**REQUIRED ACTION 1:** Name the conditions that the title of the coronavirus abstract lists as the range of disease in BALB/c mice.
**REQUIRED ACTION 2:** In the coronavirus abstract, rewrite everything from "Mutations in the spike" down to "to flaccid paralysis and demyelination.", putting "S glycoprotein" in place of "spike glycoprotein".

**TEXT:**

_ _ _ _ _ _ _

Mutations in the spike glycoprotein of human coronavirus OC43 modulate disease in BALB/c mice from encephalitis to flaccid paralysis and demyelination.

The etiology of most neurodegenerative diseases of the central nervous system remains unknown and likely involves a combination of genetic susceptibility and environmental triggering factors. Given that exposure to numerous infectious pathogens occurs during childhood, and that some viral infections can lead to neurodegeneration and demyelination, it is conceivable that some viruses may act as triggering factors in neuropathogenesis. We have previously shown that the prototype OC43 strain of the common cold-associated human respiratory coronavirus has the capacity to infect human neuronal and glial cells and does persist in human brains. Moreover, it has neuroinvasive properties in susceptible BALB/c mice, where it leads to a chronic encephalitis with accompanying disabilities. Here, we show that mutations in the viral spike glycoprotein, reproducibly acquired during viral persistence in human neural cell cultures, led to a drastically modified virus-induced neuropathology in BALB/c mice, characterized by flaccid paralysis and demyelination. Even though infection by both mutated and wild-type viruses led to neuroinflammation, the modified neuropathogenesis induced by the mutated virus was associated with increased viral spread and significantly more CD4+ and CD8+ T-lymphocyte infiltration into the central nervous system, as well as significantly increased levels of the proinflammatory cytokine interleukin (IL)-6 and the chemokine CCL2 (monocyte chemoattractant protein [MCP]-1). Moreover, recombinant virus harboring the S glycoprotein mutations retained its neurotropism, productively infecting neurons. Therefore, interaction of a human respiratory coronavirus with the central nervous system may modulate virus and host factors resulting in a modified neuropathogenesis in genetically susceptible individuals.

_ _ _ _ _ _ _

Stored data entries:
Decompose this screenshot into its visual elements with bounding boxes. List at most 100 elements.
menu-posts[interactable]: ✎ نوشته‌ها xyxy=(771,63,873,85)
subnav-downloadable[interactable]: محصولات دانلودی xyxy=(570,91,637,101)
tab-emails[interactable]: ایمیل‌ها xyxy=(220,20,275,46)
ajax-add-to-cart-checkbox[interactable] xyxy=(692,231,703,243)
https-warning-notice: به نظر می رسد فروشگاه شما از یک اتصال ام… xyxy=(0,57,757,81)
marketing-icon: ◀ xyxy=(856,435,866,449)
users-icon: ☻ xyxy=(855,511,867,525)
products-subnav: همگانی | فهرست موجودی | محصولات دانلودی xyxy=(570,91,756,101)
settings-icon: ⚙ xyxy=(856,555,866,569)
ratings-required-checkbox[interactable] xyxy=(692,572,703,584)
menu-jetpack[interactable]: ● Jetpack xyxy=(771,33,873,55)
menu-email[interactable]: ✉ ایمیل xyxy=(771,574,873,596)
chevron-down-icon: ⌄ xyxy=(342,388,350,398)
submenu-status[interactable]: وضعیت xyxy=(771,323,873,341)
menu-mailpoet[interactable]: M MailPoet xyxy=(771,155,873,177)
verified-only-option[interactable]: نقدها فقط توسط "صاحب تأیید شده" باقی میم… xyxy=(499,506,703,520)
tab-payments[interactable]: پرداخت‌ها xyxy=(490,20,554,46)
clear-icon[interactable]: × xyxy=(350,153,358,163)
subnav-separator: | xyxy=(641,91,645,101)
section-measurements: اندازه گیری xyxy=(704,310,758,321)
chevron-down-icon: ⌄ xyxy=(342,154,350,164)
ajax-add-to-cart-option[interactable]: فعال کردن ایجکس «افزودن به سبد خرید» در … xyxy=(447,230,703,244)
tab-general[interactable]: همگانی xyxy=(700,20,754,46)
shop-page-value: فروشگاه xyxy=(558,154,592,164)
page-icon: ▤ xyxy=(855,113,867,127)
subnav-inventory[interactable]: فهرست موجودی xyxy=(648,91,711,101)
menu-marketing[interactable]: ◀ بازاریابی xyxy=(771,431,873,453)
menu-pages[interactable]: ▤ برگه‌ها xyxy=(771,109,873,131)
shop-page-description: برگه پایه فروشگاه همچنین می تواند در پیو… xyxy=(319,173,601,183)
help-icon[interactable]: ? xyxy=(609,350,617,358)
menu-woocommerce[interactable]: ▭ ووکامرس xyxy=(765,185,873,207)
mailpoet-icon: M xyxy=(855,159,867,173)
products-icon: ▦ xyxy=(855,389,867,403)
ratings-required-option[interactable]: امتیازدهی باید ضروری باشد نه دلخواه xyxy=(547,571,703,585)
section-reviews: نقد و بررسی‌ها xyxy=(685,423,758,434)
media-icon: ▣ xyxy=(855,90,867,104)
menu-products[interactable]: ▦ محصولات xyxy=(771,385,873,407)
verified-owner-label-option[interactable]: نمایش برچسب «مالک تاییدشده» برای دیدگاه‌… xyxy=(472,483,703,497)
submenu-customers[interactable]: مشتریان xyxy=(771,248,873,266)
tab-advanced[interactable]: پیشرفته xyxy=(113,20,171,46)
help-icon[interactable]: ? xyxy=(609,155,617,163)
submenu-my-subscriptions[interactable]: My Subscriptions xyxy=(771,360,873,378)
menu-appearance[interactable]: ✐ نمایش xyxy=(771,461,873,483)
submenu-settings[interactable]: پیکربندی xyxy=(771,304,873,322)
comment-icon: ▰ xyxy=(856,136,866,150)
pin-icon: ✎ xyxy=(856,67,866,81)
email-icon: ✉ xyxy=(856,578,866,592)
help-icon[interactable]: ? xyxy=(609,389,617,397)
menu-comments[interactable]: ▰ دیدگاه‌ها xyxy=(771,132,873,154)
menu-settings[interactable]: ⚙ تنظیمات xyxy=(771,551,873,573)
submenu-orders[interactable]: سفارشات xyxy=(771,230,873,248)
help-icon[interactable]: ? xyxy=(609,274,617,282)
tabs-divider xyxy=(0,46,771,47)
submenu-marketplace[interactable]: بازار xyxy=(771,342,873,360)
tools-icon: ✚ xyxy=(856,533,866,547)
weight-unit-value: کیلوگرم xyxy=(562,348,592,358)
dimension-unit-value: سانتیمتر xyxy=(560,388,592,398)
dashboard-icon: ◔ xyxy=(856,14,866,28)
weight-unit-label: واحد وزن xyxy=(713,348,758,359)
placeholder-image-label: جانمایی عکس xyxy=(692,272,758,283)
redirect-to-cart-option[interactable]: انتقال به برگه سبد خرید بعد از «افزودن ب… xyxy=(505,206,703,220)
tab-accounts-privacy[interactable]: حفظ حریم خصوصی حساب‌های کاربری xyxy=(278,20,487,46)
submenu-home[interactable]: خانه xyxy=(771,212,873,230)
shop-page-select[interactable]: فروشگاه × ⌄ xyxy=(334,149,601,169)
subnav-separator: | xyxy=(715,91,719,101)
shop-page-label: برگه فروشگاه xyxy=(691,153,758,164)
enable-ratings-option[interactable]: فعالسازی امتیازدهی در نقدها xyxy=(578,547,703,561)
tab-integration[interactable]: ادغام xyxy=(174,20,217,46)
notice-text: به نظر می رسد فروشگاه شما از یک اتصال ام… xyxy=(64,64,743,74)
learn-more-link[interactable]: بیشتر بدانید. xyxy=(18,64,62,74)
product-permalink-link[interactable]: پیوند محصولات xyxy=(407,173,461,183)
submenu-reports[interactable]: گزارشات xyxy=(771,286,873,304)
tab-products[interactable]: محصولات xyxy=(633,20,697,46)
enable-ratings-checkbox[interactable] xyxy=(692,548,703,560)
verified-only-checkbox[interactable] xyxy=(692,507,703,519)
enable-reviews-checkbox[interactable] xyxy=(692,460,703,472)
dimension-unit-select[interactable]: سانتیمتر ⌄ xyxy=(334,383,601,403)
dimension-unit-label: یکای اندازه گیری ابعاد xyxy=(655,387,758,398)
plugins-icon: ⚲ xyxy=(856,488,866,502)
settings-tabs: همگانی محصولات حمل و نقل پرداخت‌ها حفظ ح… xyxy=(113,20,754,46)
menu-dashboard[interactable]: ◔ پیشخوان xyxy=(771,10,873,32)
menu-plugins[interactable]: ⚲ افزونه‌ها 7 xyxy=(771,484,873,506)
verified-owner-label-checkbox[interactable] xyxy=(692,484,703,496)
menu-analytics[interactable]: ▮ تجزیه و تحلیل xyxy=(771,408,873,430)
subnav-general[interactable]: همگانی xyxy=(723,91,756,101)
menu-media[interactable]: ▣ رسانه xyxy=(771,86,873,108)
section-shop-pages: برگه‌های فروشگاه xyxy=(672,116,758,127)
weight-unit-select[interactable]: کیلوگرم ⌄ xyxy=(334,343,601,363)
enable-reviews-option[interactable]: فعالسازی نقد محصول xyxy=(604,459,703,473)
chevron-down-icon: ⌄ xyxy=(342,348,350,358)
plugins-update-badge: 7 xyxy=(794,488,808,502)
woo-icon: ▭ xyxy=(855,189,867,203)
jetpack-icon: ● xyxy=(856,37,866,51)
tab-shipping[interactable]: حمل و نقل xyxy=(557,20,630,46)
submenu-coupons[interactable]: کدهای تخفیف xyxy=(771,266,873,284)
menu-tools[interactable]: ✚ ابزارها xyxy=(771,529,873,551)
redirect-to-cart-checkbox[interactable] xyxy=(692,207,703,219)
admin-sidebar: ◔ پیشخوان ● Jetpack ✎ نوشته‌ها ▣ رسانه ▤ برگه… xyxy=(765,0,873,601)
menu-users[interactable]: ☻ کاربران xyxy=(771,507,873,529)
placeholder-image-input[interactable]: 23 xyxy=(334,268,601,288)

_ _ _ _ _ _ _

**PROBLEM SOLUTION 1:** Encephalitis, flaccid paralysis, demyelination

**PROBLEM SOLUTION 2:**
Mutations in the S glycoprotein of human coronavirus OC43 modulate disease in BALB/c mice from encephalitis to flaccid paralysis and demyelination.